- Set task -
Return a copy of every line in the records that includes the word "Fluctuated".

* Begin Stored records *

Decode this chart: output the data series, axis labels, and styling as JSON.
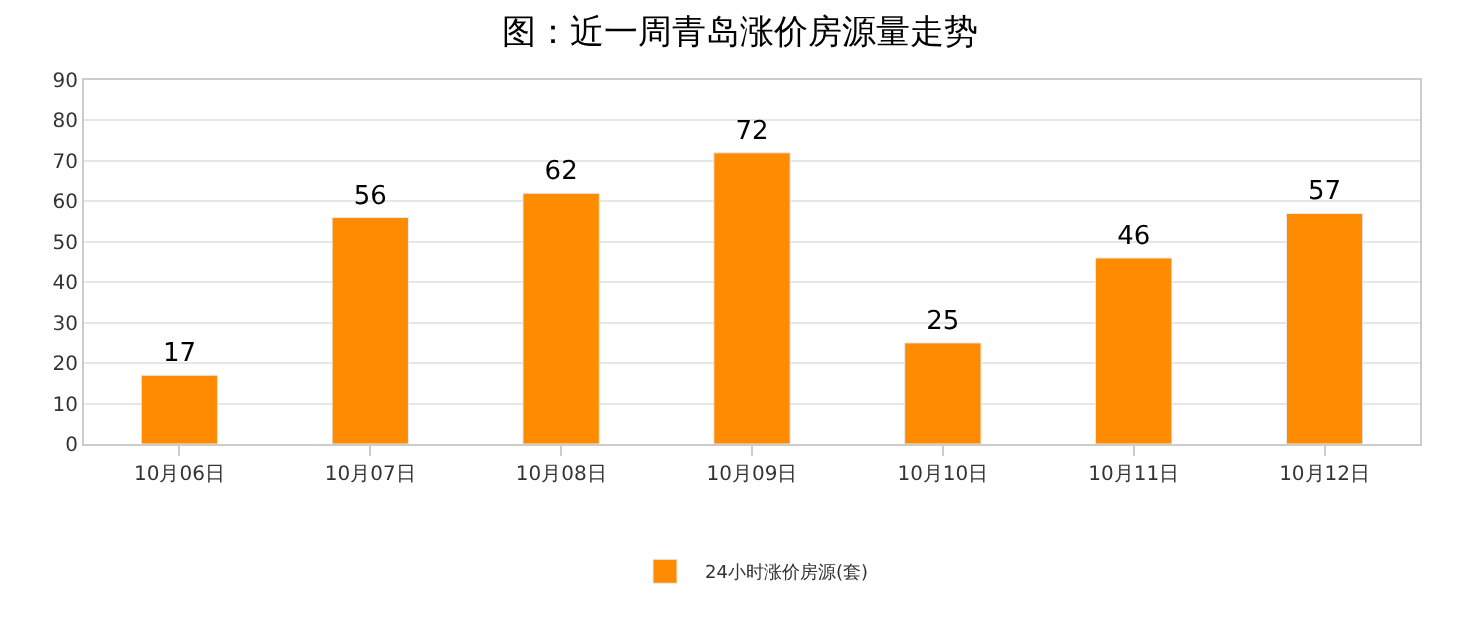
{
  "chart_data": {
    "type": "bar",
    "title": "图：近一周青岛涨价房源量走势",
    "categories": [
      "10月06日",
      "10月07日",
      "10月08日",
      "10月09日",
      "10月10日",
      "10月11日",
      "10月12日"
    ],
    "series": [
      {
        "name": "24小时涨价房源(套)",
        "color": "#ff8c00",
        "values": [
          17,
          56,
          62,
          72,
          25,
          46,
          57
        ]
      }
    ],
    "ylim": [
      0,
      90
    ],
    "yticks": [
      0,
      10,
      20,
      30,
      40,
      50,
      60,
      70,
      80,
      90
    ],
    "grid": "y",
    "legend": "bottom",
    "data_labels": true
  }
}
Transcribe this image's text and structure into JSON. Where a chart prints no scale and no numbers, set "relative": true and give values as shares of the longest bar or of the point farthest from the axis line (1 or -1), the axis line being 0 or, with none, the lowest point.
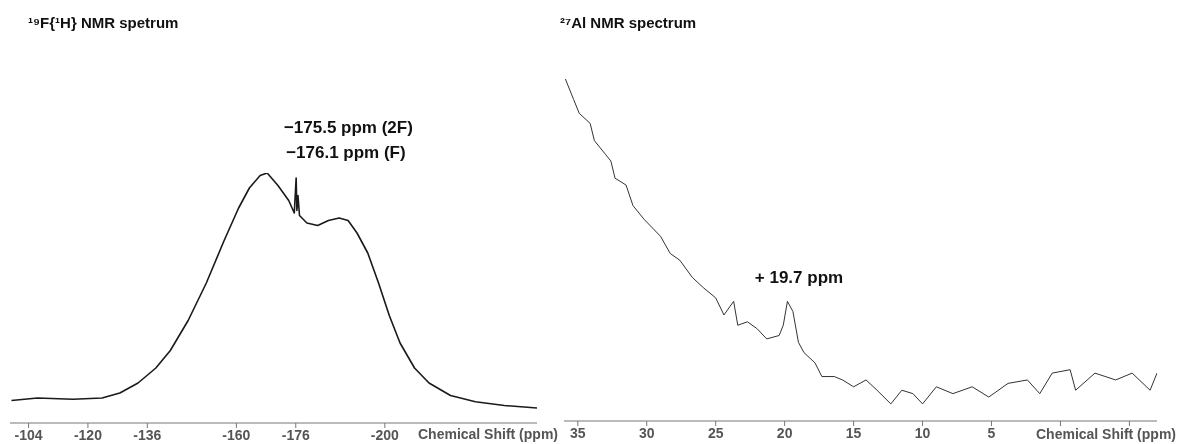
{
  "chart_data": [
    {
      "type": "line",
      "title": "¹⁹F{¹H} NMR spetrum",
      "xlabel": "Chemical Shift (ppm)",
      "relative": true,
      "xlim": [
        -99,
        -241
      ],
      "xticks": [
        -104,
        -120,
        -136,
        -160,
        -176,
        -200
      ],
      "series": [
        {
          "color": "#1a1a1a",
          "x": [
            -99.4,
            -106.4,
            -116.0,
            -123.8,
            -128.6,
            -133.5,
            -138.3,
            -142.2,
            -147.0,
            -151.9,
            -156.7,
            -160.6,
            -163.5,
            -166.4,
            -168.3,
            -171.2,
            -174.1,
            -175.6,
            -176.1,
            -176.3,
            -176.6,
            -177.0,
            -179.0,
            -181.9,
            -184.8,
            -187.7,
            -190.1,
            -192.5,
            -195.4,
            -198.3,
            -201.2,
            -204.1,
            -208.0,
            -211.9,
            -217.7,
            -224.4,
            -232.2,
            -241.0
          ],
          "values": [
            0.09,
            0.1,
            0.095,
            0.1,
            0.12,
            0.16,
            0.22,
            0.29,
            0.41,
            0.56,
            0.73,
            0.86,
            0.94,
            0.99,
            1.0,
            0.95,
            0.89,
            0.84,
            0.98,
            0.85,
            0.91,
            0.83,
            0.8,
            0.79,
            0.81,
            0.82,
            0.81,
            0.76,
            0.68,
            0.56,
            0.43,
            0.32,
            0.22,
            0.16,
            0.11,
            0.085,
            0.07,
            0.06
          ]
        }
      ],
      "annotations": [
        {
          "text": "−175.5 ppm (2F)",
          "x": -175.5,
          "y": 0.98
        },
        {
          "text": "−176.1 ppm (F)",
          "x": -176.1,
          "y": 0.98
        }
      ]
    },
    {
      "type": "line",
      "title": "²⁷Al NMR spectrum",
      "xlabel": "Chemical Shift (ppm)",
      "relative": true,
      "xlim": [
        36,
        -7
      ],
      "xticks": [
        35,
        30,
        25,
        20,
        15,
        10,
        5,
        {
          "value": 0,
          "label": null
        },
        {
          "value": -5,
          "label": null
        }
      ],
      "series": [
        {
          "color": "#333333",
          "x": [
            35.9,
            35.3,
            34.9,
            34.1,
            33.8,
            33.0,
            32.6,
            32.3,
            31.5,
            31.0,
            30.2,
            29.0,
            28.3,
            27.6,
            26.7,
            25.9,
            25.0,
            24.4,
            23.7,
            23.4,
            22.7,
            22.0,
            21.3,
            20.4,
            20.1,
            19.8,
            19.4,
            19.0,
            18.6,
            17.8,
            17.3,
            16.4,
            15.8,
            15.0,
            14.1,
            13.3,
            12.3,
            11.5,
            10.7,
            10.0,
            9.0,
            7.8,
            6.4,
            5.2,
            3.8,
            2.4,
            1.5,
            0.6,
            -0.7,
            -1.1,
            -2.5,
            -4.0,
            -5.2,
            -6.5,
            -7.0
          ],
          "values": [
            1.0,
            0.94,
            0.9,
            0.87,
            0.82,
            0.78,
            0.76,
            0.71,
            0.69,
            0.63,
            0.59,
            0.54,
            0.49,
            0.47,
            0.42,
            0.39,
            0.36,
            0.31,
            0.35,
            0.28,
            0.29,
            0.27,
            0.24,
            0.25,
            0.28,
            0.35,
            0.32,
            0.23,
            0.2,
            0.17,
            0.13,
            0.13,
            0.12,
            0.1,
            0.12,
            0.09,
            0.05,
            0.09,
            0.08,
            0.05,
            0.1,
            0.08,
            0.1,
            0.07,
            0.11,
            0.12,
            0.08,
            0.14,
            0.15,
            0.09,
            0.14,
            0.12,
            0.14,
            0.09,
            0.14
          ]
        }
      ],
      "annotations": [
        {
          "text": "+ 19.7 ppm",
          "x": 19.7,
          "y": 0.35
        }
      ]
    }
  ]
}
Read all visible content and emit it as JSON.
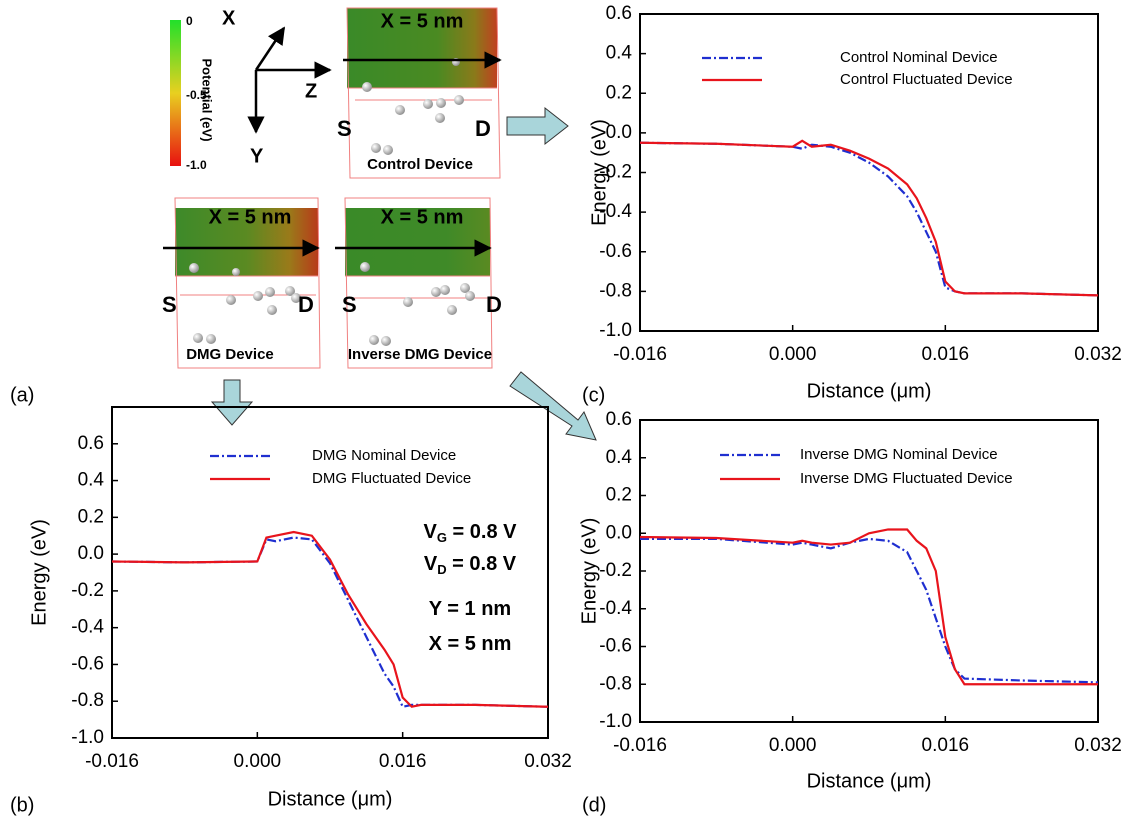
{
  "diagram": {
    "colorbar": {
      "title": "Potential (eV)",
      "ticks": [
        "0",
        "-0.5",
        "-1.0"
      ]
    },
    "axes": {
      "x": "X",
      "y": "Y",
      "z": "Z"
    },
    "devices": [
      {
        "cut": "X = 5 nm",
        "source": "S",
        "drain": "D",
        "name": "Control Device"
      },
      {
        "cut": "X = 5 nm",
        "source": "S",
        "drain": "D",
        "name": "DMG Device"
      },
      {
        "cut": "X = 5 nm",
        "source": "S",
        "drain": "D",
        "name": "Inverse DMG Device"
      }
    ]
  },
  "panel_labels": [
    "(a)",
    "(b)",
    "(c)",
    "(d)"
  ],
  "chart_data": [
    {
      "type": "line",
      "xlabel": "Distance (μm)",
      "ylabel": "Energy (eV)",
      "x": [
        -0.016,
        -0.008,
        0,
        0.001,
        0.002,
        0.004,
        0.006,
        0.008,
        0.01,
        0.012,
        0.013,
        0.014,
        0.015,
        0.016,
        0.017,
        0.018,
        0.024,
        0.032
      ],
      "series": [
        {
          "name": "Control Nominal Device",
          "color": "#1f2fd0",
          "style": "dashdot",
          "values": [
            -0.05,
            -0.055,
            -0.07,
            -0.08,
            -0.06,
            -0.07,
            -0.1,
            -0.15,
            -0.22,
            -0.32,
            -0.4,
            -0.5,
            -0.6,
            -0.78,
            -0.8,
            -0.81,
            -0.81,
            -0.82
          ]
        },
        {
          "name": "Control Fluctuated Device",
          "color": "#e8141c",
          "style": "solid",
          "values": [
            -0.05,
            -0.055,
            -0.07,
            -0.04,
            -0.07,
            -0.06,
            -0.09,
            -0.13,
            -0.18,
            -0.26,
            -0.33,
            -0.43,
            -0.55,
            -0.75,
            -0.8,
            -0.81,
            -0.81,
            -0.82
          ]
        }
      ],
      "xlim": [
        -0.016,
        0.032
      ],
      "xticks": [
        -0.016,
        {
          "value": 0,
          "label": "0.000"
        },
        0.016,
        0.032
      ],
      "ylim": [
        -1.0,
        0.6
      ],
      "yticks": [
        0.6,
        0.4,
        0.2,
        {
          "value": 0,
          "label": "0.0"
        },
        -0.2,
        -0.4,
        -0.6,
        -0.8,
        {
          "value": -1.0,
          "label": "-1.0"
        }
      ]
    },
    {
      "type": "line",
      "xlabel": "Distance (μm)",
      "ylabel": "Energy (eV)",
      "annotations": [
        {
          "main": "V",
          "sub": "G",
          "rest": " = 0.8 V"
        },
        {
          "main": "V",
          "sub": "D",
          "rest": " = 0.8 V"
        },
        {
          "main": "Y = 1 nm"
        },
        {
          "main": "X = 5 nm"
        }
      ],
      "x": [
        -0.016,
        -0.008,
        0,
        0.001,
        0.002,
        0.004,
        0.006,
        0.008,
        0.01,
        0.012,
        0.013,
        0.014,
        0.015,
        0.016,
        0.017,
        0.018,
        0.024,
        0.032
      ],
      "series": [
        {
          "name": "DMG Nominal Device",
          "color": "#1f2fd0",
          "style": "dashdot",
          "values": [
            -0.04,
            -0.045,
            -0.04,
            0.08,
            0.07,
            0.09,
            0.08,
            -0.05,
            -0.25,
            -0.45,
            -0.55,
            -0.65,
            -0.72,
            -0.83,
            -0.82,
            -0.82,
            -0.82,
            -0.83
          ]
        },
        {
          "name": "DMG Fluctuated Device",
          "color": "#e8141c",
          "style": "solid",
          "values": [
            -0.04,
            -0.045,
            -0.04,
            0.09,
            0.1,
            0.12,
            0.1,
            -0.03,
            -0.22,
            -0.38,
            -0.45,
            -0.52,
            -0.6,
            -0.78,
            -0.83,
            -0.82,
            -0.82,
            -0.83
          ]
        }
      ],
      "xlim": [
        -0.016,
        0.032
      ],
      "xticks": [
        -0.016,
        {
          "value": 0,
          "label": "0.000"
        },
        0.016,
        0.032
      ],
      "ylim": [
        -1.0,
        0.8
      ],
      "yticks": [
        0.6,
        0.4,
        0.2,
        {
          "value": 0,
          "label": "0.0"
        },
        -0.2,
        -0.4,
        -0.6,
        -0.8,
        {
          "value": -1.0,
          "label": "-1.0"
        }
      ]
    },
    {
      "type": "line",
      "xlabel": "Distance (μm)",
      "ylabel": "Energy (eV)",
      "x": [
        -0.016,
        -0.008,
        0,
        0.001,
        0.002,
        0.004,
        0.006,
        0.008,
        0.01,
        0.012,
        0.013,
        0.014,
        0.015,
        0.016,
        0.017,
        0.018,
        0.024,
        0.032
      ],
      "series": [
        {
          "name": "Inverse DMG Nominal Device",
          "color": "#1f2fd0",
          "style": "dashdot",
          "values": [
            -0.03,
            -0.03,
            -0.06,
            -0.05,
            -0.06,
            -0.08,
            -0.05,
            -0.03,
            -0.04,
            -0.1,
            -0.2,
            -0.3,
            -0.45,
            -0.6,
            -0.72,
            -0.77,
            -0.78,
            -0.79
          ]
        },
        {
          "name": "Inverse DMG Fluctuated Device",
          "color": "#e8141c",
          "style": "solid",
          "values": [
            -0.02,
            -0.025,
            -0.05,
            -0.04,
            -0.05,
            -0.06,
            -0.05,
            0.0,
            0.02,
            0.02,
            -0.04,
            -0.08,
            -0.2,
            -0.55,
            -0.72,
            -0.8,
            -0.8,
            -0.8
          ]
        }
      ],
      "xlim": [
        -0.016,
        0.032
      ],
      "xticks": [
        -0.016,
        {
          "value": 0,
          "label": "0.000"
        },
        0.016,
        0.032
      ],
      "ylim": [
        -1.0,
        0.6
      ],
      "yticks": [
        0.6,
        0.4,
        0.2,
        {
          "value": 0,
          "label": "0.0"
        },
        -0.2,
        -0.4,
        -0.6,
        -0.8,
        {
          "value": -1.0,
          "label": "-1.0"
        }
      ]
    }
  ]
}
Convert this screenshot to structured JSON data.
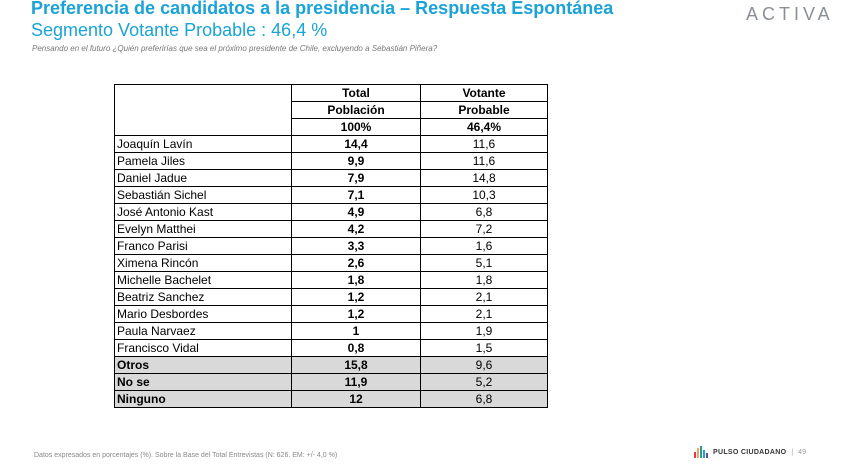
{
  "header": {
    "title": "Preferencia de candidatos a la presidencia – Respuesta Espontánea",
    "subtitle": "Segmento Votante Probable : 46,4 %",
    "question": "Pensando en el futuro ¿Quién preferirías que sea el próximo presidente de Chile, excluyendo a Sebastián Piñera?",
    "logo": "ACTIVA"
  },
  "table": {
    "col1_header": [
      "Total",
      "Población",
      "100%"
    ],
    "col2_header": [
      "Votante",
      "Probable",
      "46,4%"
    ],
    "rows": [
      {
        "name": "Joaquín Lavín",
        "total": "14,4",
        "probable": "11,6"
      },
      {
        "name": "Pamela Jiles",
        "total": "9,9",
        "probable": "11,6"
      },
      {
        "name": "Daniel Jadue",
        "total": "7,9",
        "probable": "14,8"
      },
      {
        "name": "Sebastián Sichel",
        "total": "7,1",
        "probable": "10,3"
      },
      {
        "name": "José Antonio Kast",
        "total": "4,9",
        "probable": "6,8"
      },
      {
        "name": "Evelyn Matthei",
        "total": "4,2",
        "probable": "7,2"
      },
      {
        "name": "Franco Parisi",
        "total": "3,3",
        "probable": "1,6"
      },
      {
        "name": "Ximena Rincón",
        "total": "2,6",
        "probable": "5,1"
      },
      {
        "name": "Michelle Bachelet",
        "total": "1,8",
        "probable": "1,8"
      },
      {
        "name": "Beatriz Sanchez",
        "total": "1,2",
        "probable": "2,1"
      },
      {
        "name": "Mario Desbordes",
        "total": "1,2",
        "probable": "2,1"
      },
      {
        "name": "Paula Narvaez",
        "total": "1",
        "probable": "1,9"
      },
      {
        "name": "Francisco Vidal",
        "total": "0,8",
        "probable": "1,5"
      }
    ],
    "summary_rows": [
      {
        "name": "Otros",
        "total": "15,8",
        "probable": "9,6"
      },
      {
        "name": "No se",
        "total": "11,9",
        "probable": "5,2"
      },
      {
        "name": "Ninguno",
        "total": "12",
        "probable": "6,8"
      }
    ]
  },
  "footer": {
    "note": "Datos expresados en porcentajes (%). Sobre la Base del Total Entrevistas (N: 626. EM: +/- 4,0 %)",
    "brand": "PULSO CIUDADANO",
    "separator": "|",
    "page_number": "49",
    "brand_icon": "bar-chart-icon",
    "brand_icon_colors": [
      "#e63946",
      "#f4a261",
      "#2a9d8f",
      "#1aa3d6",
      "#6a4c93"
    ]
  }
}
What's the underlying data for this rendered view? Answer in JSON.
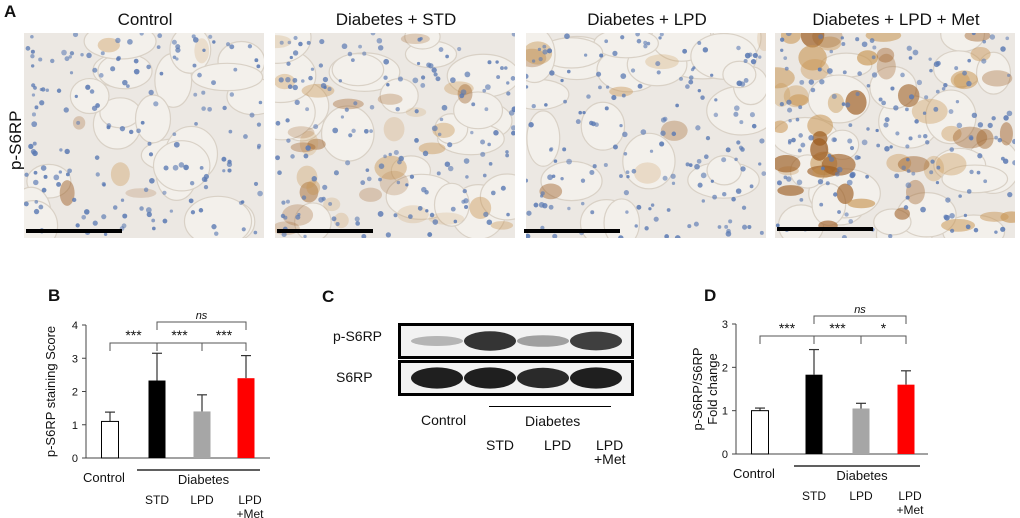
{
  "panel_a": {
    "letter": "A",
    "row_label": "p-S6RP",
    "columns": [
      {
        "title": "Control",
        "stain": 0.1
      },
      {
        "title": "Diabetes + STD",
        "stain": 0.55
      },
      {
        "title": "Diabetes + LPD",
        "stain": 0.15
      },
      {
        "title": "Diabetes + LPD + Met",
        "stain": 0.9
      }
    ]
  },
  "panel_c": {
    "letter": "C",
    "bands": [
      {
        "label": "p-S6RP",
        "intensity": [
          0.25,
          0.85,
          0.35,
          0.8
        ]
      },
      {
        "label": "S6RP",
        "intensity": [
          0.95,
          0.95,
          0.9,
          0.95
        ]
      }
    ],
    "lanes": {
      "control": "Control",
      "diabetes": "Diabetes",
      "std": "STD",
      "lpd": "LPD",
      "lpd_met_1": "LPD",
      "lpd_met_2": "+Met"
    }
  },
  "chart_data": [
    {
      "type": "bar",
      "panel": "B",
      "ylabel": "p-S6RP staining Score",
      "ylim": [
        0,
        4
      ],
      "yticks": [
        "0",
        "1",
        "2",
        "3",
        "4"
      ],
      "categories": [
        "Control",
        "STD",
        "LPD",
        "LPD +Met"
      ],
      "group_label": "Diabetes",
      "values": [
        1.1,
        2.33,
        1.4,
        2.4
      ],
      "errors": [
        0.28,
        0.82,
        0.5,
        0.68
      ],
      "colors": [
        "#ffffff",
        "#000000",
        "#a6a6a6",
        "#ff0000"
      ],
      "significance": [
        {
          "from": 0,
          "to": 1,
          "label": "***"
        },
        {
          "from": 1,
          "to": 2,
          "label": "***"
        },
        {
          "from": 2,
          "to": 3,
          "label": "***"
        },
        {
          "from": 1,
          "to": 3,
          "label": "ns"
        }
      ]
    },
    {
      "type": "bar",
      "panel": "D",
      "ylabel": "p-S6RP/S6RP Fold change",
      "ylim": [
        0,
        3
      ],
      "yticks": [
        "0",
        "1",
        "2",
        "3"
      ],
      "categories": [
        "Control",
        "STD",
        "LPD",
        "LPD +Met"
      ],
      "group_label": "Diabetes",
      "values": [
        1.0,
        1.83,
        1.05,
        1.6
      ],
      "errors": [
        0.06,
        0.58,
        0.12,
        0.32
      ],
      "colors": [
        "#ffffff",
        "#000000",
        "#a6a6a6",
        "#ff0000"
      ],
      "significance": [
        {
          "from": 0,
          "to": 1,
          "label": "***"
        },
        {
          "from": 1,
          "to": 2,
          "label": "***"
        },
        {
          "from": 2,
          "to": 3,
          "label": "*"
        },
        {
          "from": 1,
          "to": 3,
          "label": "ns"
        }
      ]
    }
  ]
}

* End Stored records *

- Response below -
          "name": "Control Fluctuated Device",
          "name": "DMG Fluctuated Device",
          "name": "Inverse DMG Fluctuated Device",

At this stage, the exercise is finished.